◆ **PROMPT**: Copy out every record below, word for word.

▬▬▬

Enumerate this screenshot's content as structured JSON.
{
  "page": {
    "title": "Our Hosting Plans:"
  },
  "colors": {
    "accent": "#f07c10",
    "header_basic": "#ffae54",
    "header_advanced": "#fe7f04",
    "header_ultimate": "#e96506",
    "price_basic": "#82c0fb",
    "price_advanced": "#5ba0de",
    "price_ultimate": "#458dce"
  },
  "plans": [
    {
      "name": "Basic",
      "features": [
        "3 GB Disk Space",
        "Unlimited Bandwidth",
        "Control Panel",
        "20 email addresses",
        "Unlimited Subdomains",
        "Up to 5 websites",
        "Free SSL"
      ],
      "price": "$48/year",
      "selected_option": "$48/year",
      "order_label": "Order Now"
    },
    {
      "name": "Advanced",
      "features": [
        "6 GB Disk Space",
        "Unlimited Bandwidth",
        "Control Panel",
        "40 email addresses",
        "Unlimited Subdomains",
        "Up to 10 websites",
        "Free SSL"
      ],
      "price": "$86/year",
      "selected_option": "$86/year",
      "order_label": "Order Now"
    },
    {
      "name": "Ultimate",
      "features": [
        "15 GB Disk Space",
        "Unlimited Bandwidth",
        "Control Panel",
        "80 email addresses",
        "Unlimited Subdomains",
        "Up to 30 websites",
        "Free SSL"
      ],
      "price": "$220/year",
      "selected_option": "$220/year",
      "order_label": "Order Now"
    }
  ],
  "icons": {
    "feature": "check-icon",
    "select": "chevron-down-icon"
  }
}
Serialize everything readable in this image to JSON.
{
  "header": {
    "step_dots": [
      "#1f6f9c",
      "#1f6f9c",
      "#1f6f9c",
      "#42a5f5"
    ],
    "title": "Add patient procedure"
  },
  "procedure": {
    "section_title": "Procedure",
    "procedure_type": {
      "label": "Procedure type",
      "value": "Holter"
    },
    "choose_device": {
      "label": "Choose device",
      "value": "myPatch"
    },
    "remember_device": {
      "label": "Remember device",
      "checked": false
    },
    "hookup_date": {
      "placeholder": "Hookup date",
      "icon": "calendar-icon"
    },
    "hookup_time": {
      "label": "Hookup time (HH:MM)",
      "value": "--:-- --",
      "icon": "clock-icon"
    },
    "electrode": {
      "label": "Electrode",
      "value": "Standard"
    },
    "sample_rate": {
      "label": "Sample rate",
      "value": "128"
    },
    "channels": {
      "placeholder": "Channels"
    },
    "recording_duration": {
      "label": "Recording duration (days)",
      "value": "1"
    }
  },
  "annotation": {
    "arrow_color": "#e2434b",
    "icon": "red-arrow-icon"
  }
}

▬▬▬

◆ **RESULT OF THIS EXERCISE**:
Enumerate this screenshot's content as structured JSON.
{
  "page": {
    "title": "Our Hosting Plans:"
  },
  "colors": {
    "accent": "#f07c10",
    "header_basic": "#ffae54",
    "header_advanced": "#fe7f04",
    "header_ultimate": "#e96506",
    "price_basic": "#82c0fb",
    "price_advanced": "#5ba0de",
    "price_ultimate": "#458dce"
  },
  "plans": [
    {
      "name": "Basic",
      "features": [
        "3 GB Disk Space",
        "Unlimited Bandwidth",
        "Control Panel",
        "20 email addresses",
        "Unlimited Subdomains",
        "Up to 5 websites",
        "Free SSL"
      ],
      "price": "$48/year",
      "selected_option": "$48/year",
      "order_label": "Order Now"
    },
    {
      "name": "Advanced",
      "features": [
        "6 GB Disk Space",
        "Unlimited Bandwidth",
        "Control Panel",
        "40 email addresses",
        "Unlimited Subdomains",
        "Up to 10 websites",
        "Free SSL"
      ],
      "price": "$86/year",
      "selected_option": "$86/year",
      "order_label": "Order Now"
    },
    {
      "name": "Ultimate",
      "features": [
        "15 GB Disk Space",
        "Unlimited Bandwidth",
        "Control Panel",
        "80 email addresses",
        "Unlimited Subdomains",
        "Up to 30 websites",
        "Free SSL"
      ],
      "price": "$220/year",
      "selected_option": "$220/year",
      "order_label": "Order Now"
    }
  ],
  "icons": {
    "feature": "check-icon",
    "select": "chevron-down-icon"
  }
}
Serialize everything readable in this image to JSON.
{
  "header": {
    "step_dots": [
      "#1f6f9c",
      "#1f6f9c",
      "#1f6f9c",
      "#42a5f5"
    ],
    "title": "Add patient procedure"
  },
  "procedure": {
    "section_title": "Procedure",
    "procedure_type": {
      "label": "Procedure type",
      "value": "Holter"
    },
    "choose_device": {
      "label": "Choose device",
      "value": "myPatch"
    },
    "remember_device": {
      "label": "Remember device",
      "checked": false
    },
    "hookup_date": {
      "placeholder": "Hookup date",
      "icon": "calendar-icon"
    },
    "hookup_time": {
      "label": "Hookup time (HH:MM)",
      "value": "--:-- --",
      "icon": "clock-icon"
    },
    "electrode": {
      "label": "Electrode",
      "value": "Standard"
    },
    "sample_rate": {
      "label": "Sample rate",
      "value": "128"
    },
    "channels": {
      "placeholder": "Channels"
    },
    "recording_duration": {
      "label": "Recording duration (days)",
      "value": "1"
    }
  },
  "annotation": {
    "arrow_color": "#e2434b",
    "icon": "red-arrow-icon"
  }
}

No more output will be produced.